>> start DATA EXTRACT

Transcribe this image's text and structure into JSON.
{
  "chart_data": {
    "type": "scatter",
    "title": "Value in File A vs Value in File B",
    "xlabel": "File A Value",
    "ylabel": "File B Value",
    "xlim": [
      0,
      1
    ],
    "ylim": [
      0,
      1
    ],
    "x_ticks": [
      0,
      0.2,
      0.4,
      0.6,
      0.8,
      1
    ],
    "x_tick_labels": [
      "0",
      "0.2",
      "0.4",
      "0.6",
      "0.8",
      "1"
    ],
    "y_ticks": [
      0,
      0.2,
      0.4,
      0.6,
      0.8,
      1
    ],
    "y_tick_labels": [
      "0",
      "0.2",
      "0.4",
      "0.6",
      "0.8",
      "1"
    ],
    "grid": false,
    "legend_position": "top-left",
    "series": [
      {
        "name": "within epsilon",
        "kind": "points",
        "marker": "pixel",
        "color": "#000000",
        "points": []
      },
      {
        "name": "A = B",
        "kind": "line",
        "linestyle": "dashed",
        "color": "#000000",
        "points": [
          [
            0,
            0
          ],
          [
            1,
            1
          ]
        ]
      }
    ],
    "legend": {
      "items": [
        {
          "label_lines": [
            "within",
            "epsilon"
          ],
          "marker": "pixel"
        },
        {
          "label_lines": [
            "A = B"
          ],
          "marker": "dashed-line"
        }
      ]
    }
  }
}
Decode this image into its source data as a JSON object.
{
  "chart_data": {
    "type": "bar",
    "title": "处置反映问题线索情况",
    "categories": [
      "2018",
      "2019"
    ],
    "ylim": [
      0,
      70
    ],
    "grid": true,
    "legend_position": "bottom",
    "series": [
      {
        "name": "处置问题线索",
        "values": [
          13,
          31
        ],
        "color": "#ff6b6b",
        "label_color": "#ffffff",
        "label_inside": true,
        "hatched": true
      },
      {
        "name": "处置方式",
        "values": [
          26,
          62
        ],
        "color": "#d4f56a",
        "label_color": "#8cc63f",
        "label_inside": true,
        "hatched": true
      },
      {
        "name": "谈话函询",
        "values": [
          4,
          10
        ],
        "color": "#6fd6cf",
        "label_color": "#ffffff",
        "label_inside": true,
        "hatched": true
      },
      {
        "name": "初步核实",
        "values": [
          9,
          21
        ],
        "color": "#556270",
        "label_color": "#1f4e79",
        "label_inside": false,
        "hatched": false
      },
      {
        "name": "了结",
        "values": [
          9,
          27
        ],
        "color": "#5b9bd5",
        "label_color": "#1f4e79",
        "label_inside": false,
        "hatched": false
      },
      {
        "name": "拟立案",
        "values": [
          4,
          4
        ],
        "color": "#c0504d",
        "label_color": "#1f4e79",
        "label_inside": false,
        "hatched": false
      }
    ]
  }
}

>> end DATA EXTRACT

From the data above, copy out every line with the string "JSON" in it.

● WRITTEN SOLUTION:
Transcribe this image's text and structure into JSON.
Decode this image into its source data as a JSON object.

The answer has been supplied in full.